### Short exercise
Write out the whole of the material exactly.

### Material to process
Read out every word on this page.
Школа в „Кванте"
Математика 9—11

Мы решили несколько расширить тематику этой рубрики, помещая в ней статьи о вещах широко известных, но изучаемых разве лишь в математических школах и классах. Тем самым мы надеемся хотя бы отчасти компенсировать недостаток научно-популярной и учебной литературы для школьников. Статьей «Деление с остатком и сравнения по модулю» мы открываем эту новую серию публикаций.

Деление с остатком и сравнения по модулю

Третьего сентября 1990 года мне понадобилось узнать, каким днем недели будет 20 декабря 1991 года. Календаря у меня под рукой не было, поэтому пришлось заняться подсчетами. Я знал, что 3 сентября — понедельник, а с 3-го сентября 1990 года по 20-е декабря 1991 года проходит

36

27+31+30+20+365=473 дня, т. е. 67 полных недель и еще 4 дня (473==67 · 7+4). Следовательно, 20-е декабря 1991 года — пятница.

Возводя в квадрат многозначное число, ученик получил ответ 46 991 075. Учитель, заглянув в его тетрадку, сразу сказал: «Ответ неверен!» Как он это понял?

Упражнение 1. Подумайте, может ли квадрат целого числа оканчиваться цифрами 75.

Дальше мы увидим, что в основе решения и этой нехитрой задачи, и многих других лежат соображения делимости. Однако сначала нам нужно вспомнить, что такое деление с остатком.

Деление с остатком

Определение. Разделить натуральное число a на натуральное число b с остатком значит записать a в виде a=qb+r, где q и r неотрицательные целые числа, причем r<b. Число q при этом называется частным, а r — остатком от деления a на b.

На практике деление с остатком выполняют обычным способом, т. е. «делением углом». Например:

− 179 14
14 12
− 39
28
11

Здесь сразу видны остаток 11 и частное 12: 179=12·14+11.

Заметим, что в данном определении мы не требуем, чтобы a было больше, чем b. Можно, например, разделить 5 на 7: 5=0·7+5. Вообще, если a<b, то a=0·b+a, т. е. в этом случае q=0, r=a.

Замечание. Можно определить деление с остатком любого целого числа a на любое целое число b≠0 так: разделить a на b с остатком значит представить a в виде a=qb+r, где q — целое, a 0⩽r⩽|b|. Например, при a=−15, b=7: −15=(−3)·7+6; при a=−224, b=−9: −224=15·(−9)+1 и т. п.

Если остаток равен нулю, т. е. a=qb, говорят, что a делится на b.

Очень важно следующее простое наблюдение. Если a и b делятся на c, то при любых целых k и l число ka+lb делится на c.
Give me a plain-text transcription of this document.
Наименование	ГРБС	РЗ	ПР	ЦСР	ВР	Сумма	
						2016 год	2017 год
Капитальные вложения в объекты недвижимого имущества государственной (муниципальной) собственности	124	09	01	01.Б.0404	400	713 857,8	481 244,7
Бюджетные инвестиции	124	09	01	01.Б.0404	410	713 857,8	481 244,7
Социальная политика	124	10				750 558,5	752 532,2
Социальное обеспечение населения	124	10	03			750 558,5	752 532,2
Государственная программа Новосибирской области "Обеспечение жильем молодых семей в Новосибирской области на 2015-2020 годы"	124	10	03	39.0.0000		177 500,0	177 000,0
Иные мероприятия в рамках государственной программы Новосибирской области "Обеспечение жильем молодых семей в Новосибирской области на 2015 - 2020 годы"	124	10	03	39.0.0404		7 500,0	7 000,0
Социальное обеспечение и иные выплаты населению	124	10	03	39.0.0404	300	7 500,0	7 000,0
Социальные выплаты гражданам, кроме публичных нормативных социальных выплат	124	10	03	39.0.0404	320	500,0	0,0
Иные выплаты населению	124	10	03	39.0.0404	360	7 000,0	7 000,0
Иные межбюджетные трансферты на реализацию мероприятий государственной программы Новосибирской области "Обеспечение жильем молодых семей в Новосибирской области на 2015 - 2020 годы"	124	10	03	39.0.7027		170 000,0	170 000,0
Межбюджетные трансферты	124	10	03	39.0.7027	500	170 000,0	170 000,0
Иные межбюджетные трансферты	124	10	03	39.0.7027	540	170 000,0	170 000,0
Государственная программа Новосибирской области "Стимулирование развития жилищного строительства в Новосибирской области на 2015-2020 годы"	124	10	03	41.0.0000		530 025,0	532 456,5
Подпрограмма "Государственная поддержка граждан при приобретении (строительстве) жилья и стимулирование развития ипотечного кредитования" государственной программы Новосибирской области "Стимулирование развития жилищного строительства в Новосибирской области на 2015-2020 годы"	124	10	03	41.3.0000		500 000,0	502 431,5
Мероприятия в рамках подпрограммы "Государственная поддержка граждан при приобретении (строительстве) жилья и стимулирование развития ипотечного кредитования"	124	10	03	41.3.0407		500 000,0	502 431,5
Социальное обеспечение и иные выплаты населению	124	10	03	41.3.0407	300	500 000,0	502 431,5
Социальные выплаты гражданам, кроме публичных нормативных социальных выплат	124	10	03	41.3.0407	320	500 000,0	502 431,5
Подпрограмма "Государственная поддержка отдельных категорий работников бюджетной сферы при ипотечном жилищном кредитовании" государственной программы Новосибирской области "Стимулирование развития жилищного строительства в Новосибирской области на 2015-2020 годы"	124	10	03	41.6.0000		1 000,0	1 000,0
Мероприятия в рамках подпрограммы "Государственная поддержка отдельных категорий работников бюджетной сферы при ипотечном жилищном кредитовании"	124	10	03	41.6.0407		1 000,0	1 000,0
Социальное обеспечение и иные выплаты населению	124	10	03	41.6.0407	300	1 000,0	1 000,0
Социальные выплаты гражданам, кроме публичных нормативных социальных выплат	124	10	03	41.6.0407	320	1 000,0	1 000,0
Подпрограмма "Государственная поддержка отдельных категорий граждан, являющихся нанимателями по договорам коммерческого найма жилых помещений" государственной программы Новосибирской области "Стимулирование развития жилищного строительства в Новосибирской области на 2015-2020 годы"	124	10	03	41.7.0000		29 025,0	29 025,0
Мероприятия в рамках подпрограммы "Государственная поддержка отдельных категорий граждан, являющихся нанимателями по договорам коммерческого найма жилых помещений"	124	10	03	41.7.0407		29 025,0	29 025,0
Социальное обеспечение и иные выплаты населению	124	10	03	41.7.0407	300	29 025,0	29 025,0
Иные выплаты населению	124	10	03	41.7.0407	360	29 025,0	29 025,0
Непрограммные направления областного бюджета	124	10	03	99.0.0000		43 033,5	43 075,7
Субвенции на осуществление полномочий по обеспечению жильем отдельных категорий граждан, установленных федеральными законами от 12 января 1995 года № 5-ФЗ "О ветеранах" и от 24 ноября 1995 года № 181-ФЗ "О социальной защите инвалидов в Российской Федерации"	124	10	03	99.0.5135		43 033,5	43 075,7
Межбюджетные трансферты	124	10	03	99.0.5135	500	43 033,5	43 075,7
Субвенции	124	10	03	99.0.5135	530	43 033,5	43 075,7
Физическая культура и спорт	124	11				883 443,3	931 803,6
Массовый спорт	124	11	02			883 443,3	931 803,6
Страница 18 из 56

### Exercise answer
Read out every word on this page.
Школа в „Кванте"
Математика 9—11

Мы решили несколько расширить тематику этой рубрики, помещая в ней статьи о вещах широко известных, но изучаемых разве лишь в математических школах и классах. Тем самым мы надеемся хотя бы отчасти компенсировать недостаток научно-популярной и учебной литературы для школьников. Статьей «Деление с остатком и сравнения по модулю» мы открываем эту новую серию публикаций.

Деление с остатком и сравнения по модулю

Третьего сентября 1990 года мне понадобилось узнать, каким днем недели будет 20 декабря 1991 года. Календаря у меня под рукой не было, поэтому пришлось заняться подсчетами. Я знал, что 3 сентября — понедельник, а с 3-го сентября 1990 года по 20-е декабря 1991 года проходит

36

27+31+30+20+365=473 дня, т. е. 67 полных недель и еще 4 дня (473==67 · 7+4). Следовательно, 20-е декабря 1991 года — пятница.

Возводя в квадрат многозначное число, ученик получил ответ 46 991 075. Учитель, заглянув в его тетрадку, сразу сказал: «Ответ неверен!» Как он это понял?

Упражнение 1. Подумайте, может ли квадрат целого числа оканчиваться цифрами 75.

Дальше мы увидим, что в основе решения и этой нехитрой задачи, и многих других лежат соображения делимости. Однако сначала нам нужно вспомнить, что такое деление с остатком.

Деление с остатком

Определение. Разделить натуральное число a на натуральное число b с остатком значит записать a в виде a=qb+r, где q и r неотрицательные целые числа, причем r<b. Число q при этом называется частным, а r — остатком от деления a на b.

На практике деление с остатком выполняют обычным способом, т. е. «делением углом». Например:

− 179 14
14 12
− 39
28
11

Здесь сразу видны остаток 11 и частное 12: 179=12·14+11.

Заметим, что в данном определении мы не требуем, чтобы a было больше, чем b. Можно, например, разделить 5 на 7: 5=0·7+5. Вообще, если a<b, то a=0·b+a, т. е. в этом случае q=0, r=a.

Замечание. Можно определить деление с остатком любого целого числа a на любое целое число b≠0 так: разделить a на b с остатком значит представить a в виде a=qb+r, где q — целое, a 0⩽r⩽|b|. Например, при a=−15, b=7: −15=(−3)·7+6; при a=−224, b=−9: −224=15·(−9)+1 и т. п.

Если остаток равен нулю, т. е. a=qb, говорят, что a делится на b.

Очень важно следующее простое наблюдение. Если a и b делятся на c, то при любых целых k и l число ka+lb делится на c.
Give me a plain-text transcription of this document.
Наименование	ГРБС	РЗ	ПР	ЦСР	ВР	Сумма	
						2016 год	2017 год
Капитальные вложения в объекты недвижимого имущества государственной (муниципальной) собственности	124	09	01	01.Б.0404	400	713 857,8	481 244,7
Бюджетные инвестиции	124	09	01	01.Б.0404	410	713 857,8	481 244,7
Социальная политика	124	10				750 558,5	752 532,2
Социальное обеспечение населения	124	10	03			750 558,5	752 532,2
Государственная программа Новосибирской области "Обеспечение жильем молодых семей в Новосибирской области на 2015-2020 годы"	124	10	03	39.0.0000		177 500,0	177 000,0
Иные мероприятия в рамках государственной программы Новосибирской области "Обеспечение жильем молодых семей в Новосибирской области на 2015 - 2020 годы"	124	10	03	39.0.0404		7 500,0	7 000,0
Социальное обеспечение и иные выплаты населению	124	10	03	39.0.0404	300	7 500,0	7 000,0
Социальные выплаты гражданам, кроме публичных нормативных социальных выплат	124	10	03	39.0.0404	320	500,0	0,0
Иные выплаты населению	124	10	03	39.0.0404	360	7 000,0	7 000,0
Иные межбюджетные трансферты на реализацию мероприятий государственной программы Новосибирской области "Обеспечение жильем молодых семей в Новосибирской области на 2015 - 2020 годы"	124	10	03	39.0.7027		170 000,0	170 000,0
Межбюджетные трансферты	124	10	03	39.0.7027	500	170 000,0	170 000,0
Иные межбюджетные трансферты	124	10	03	39.0.7027	540	170 000,0	170 000,0
Государственная программа Новосибирской области "Стимулирование развития жилищного строительства в Новосибирской области на 2015-2020 годы"	124	10	03	41.0.0000		530 025,0	532 456,5
Подпрограмма "Государственная поддержка граждан при приобретении (строительстве) жилья и стимулирование развития ипотечного кредитования" государственной программы Новосибирской области "Стимулирование развития жилищного строительства в Новосибирской области на 2015-2020 годы"	124	10	03	41.3.0000		500 000,0	502 431,5
Мероприятия в рамках подпрограммы "Государственная поддержка граждан при приобретении (строительстве) жилья и стимулирование развития ипотечного кредитования"	124	10	03	41.3.0407		500 000,0	502 431,5
Социальное обеспечение и иные выплаты населению	124	10	03	41.3.0407	300	500 000,0	502 431,5
Социальные выплаты гражданам, кроме публичных нормативных социальных выплат	124	10	03	41.3.0407	320	500 000,0	502 431,5
Подпрограмма "Государственная поддержка отдельных категорий работников бюджетной сферы при ипотечном жилищном кредитовании" государственной программы Новосибирской области "Стимулирование развития жилищного строительства в Новосибирской области на 2015-2020 годы"	124	10	03	41.6.0000		1 000,0	1 000,0
Мероприятия в рамках подпрограммы "Государственная поддержка отдельных категорий работников бюджетной сферы при ипотечном жилищном кредитовании"	124	10	03	41.6.0407		1 000,0	1 000,0
Социальное обеспечение и иные выплаты населению	124	10	03	41.6.0407	300	1 000,0	1 000,0
Социальные выплаты гражданам, кроме публичных нормативных социальных выплат	124	10	03	41.6.0407	320	1 000,0	1 000,0
Подпрограмма "Государственная поддержка отдельных категорий граждан, являющихся нанимателями по договорам коммерческого найма жилых помещений" государственной программы Новосибирской области "Стимулирование развития жилищного строительства в Новосибирской области на 2015-2020 годы"	124	10	03	41.7.0000		29 025,0	29 025,0
Мероприятия в рамках подпрограммы "Государственная поддержка отдельных категорий граждан, являющихся нанимателями по договорам коммерческого найма жилых помещений"	124	10	03	41.7.0407		29 025,0	29 025,0
Социальное обеспечение и иные выплаты населению	124	10	03	41.7.0407	300	29 025,0	29 025,0
Иные выплаты населению	124	10	03	41.7.0407	360	29 025,0	29 025,0
Непрограммные направления областного бюджета	124	10	03	99.0.0000		43 033,5	43 075,7
Субвенции на осуществление полномочий по обеспечению жильем отдельных категорий граждан, установленных федеральными законами от 12 января 1995 года № 5-ФЗ "О ветеранах" и от 24 ноября 1995 года № 181-ФЗ "О социальной защите инвалидов в Российской Федерации"	124	10	03	99.0.5135		43 033,5	43 075,7
Межбюджетные трансферты	124	10	03	99.0.5135	500	43 033,5	43 075,7
Субвенции	124	10	03	99.0.5135	530	43 033,5	43 075,7
Физическая культура и спорт	124	11				883 443,3	931 803,6
Массовый спорт	124	11	02			883 443,3	931 803,6
Страница 18 из 56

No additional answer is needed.